### [Text section]
==*==

Post by Peter Why » December 25th, 2005, 2:39 am

Think of theatre: the playwright puts down words, situations, even sometimes what his characters are thinking, but each performance comes through the personalities of the acting company, and is coloured by them. Go to it.

I've been reading through Pygmalion, wondering whether it would be possible as a solo. It's quite hard to avoid hearing My Fair Lady, but it's just got to be how *I* hear the parts.

Izze
Posts: 49
Joined: December 12th, 2005, 11:39 pm

Post by Izze » December 25th, 2005, 2:55 am

Stephan's right, so called 'high literature' is daunting just because it is that: so called.

While I'll admit that, even as an English major, I won't sit down and read Don Quioxte -I abhore the book- ,but books that I grew familiar too without such stigmata I'll enjoy readily -Moby Dick is a great example of this for me, oddly enough-.

That's also why I'm doing Kim: I've never read it before, I'm named after the book, and it's going to be required on an exam in may. But it's also a lot easier to do if I'm doing it for a reason other than my grade -I'm such a bad college student ^.^; -.


Two more cents: I liked Goethe. Erlkonig (sorry about no umlauts, it's 2am and I don't want to bother looking through my character map) was a favorite of mine. At this point I'm not sure to boo or yay my German classes for making me learn how to read and understand Goethe. ^.^;

Gesine
Posts: 14185
Joined: December 13th, 2005, 4:16 am

Post by Gesine » December 25th, 2005, 3:56 am

Hey Stephan - I'd recommend doing Goethe, if only for your own sanity... you talk of doubts. Now if you don't do it, you'll always ask yourself if you could have done it...

Besides, you'll learn such a lot... I never understood Shakespeare, Schiller or others as well as I did when I had to act them out in one of the theatre groups. One looks at the text so closely, one catches all the little nuances. This can also be achieved by studying it in-depth, but I find that only through reading it myself did I really understand it. Some things one has to experience to make sense of them - and reading out loud, thinking about what the character/narrator means, certainly brings a unique kind of experience.

And what if your reading really is awful? There will always be someone who likes it. Your mother will love it. We will love it. And if some of the German literati comment on it - hey, what great publicity for LibriVox!! Then we can say: try and make a better version if you found it so terrible. (*edit: OK, that was unfair - people have a right to criticise even if they cannot or don't want to improve on the subject they criticise)

==*==

### [Excerpted records]

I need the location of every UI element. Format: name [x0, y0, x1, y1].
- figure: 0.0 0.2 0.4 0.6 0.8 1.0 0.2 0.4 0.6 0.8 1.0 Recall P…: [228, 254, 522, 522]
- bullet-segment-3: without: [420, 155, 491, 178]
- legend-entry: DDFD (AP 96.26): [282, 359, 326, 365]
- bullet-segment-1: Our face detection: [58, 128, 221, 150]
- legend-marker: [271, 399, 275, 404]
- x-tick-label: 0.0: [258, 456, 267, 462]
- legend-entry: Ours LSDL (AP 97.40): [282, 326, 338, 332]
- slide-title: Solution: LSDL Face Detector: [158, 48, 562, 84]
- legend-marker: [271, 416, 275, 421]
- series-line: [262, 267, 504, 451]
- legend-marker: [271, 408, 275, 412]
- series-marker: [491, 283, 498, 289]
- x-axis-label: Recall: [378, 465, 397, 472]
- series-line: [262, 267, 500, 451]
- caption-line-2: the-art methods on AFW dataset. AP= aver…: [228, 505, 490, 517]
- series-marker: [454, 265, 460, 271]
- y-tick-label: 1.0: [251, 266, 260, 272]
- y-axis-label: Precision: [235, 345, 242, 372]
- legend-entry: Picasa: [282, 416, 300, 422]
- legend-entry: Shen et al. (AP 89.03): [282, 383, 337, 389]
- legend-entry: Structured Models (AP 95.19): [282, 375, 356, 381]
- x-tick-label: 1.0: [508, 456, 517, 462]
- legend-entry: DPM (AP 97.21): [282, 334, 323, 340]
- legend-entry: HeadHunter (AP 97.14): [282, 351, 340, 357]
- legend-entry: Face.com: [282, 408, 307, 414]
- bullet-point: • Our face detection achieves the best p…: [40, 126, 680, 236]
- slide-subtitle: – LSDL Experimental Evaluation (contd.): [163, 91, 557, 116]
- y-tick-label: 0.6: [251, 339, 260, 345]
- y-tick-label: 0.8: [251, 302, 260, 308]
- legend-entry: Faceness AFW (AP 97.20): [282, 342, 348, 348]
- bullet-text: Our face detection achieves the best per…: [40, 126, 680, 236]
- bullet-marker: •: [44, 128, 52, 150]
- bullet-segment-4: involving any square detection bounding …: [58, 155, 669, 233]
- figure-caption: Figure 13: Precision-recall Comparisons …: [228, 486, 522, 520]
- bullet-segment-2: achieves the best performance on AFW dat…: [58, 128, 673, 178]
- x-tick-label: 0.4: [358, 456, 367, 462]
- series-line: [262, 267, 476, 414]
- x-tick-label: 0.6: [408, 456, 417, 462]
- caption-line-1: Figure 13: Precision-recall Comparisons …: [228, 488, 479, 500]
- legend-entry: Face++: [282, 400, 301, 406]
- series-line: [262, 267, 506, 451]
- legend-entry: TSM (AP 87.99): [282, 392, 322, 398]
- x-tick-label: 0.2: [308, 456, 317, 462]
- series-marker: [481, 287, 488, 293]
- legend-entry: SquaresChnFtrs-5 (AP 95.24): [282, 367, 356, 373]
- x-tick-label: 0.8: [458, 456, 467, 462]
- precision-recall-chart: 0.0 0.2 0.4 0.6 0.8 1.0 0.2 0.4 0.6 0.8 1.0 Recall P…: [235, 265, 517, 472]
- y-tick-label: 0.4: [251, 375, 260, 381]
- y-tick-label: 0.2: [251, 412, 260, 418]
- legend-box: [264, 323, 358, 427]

==*==

### [Problem 1]
In the forum thread, update the passage starting with "While I'll admit" and going on through "me, oddly enough-." so that "Treasure Island" replaces "Moby Dick".
### [Problem 2]
List every title of a play, book, musical or poem that the forum thread names.

### [Answer space 1]
While I'll admit that, even as an English major, I won't sit down and read Don Quioxte -I abhore the book- ,but books that I grew familiar too without such stigmata I'll enjoy readily -Treasure Island is a great example of this for me, oddly enough-.

### [Answer space 2]
Pygmalion
My Fair Lady
Don Quioxte
Moby Dick
Kim
Erlkonig